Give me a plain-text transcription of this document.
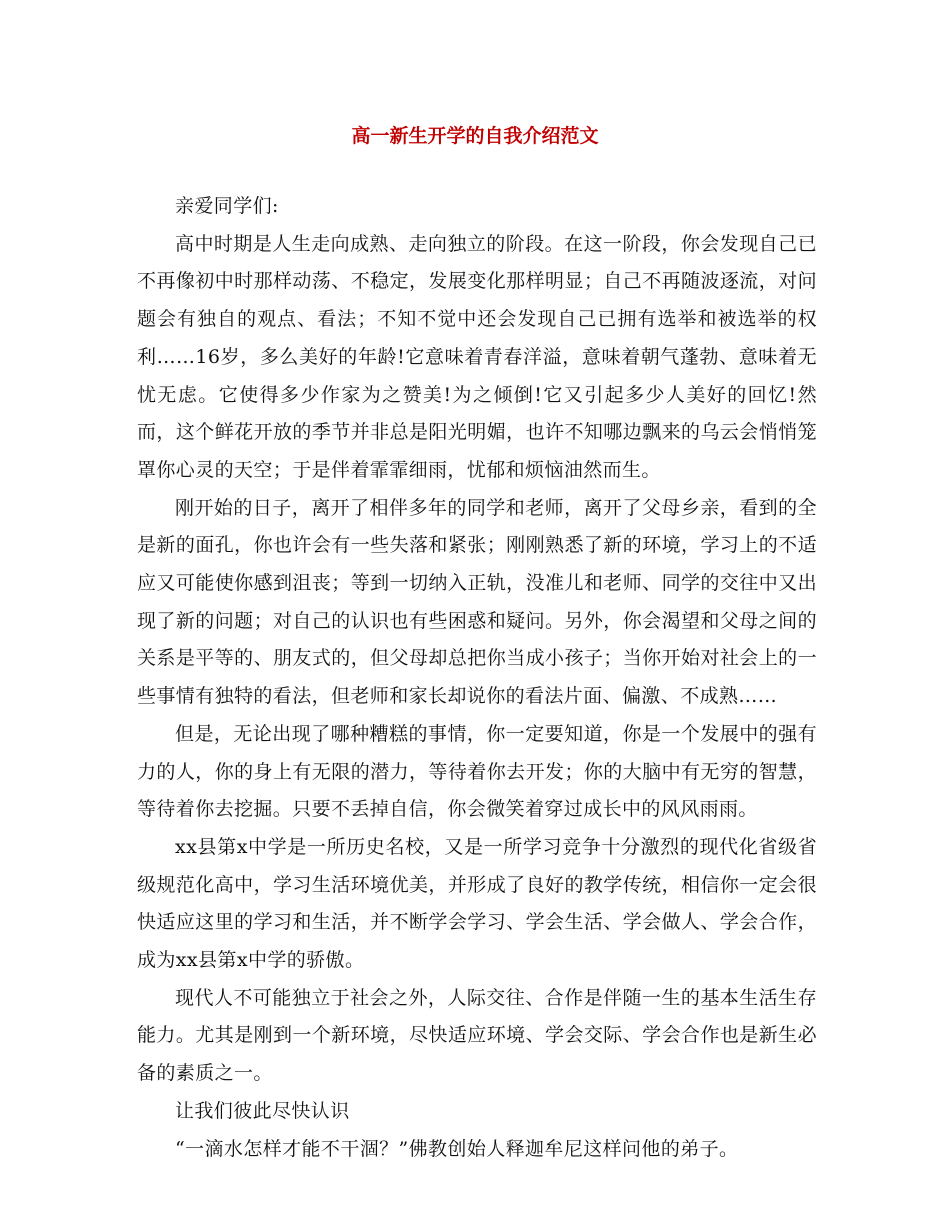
高一新生开学的自我介绍范文

亲爱同学们:

高中时期是人生走向成熟、走向独立的阶段。在这一阶段，你会发现自己已不再像初中时那样动荡、不稳定，发展变化那样明显；自己不再随波逐流，对问题会有独自的观点、看法；不知不觉中还会发现自己已拥有选举和被选举的权利……16岁，多么美好的年龄!它意味着青春洋溢，意味着朝气蓬勃、意味着无忧无虑。它使得多少作家为之赞美!为之倾倒!它又引起多少人美好的回忆!然而，这个鲜花开放的季节并非总是阳光明媚，也许不知哪边飘来的乌云会悄悄笼罩你心灵的天空；于是伴着霏霏细雨，忧郁和烦恼油然而生。

刚开始的日子，离开了相伴多年的同学和老师，离开了父母乡亲，看到的全是新的面孔，你也许会有一些失落和紧张；刚刚熟悉了新的环境，学习上的不适应又可能使你感到沮丧；等到一切纳入正轨，没准儿和老师、同学的交往中又出现了新的问题；对自己的认识也有些困惑和疑问。另外，你会渴望和父母之间的关系是平等的、朋友式的，但父母却总把你当成小孩子；当你开始对社会上的一些事情有独特的看法，但老师和家长却说你的看法片面、偏激、不成熟……

但是，无论出现了哪种糟糕的事情，你一定要知道，你是一个发展中的强有力的人，你的身上有无限的潜力，等待着你去开发；你的大脑中有无穷的智慧，等待着你去挖掘。只要不丢掉自信，你会微笑着穿过成长中的风风雨雨。

xx县第x中学是一所历史名校，又是一所学习竞争十分激烈的现代化省级省级规范化高中，学习生活环境优美，并形成了良好的教学传统，相信你一定会很快适应这里的学习和生活，并不断学会学习、学会生活、学会做人、学会合作，成为xx县第x中学的骄傲。

现代人不可能独立于社会之外，人际交往、合作是伴随一生的基本生活生存能力。尤其是刚到一个新环境，尽快适应环境、学会交际、学会合作也是新生必备的素质之一。

让我们彼此尽快认识

“一滴水怎样才能不干涸？”佛教创始人释迦牟尼这样问他的弟子。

▶ [Directions]
Return all of the entries word for word, but omit the pictures.

▶ [The reply]
Give me a plain-text transcription of this document.
高一新生开学的自我介绍范文

亲爱同学们:

高中时期是人生走向成熟、走向独立的阶段。在这一阶段，你会发现自己已不再像初中时那样动荡、不稳定，发展变化那样明显；自己不再随波逐流，对问题会有独自的观点、看法；不知不觉中还会发现自己已拥有选举和被选举的权利……16岁，多么美好的年龄!它意味着青春洋溢，意味着朝气蓬勃、意味着无忧无虑。它使得多少作家为之赞美!为之倾倒!它又引起多少人美好的回忆!然而，这个鲜花开放的季节并非总是阳光明媚，也许不知哪边飘来的乌云会悄悄笼罩你心灵的天空；于是伴着霏霏细雨，忧郁和烦恼油然而生。

刚开始的日子，离开了相伴多年的同学和老师，离开了父母乡亲，看到的全是新的面孔，你也许会有一些失落和紧张；刚刚熟悉了新的环境，学习上的不适应又可能使你感到沮丧；等到一切纳入正轨，没准儿和老师、同学的交往中又出现了新的问题；对自己的认识也有些困惑和疑问。另外，你会渴望和父母之间的关系是平等的、朋友式的，但父母却总把你当成小孩子；当你开始对社会上的一些事情有独特的看法，但老师和家长却说你的看法片面、偏激、不成熟……

但是，无论出现了哪种糟糕的事情，你一定要知道，你是一个发展中的强有力的人，你的身上有无限的潜力，等待着你去开发；你的大脑中有无穷的智慧，等待着你去挖掘。只要不丢掉自信，你会微笑着穿过成长中的风风雨雨。

xx县第x中学是一所历史名校，又是一所学习竞争十分激烈的现代化省级省级规范化高中，学习生活环境优美，并形成了良好的教学传统，相信你一定会很快适应这里的学习和生活，并不断学会学习、学会生活、学会做人、学会合作，成为xx县第x中学的骄傲。

现代人不可能独立于社会之外，人际交往、合作是伴随一生的基本生活生存能力。尤其是刚到一个新环境，尽快适应环境、学会交际、学会合作也是新生必备的素质之一。

让我们彼此尽快认识

“一滴水怎样才能不干涸？”佛教创始人释迦牟尼这样问他的弟子。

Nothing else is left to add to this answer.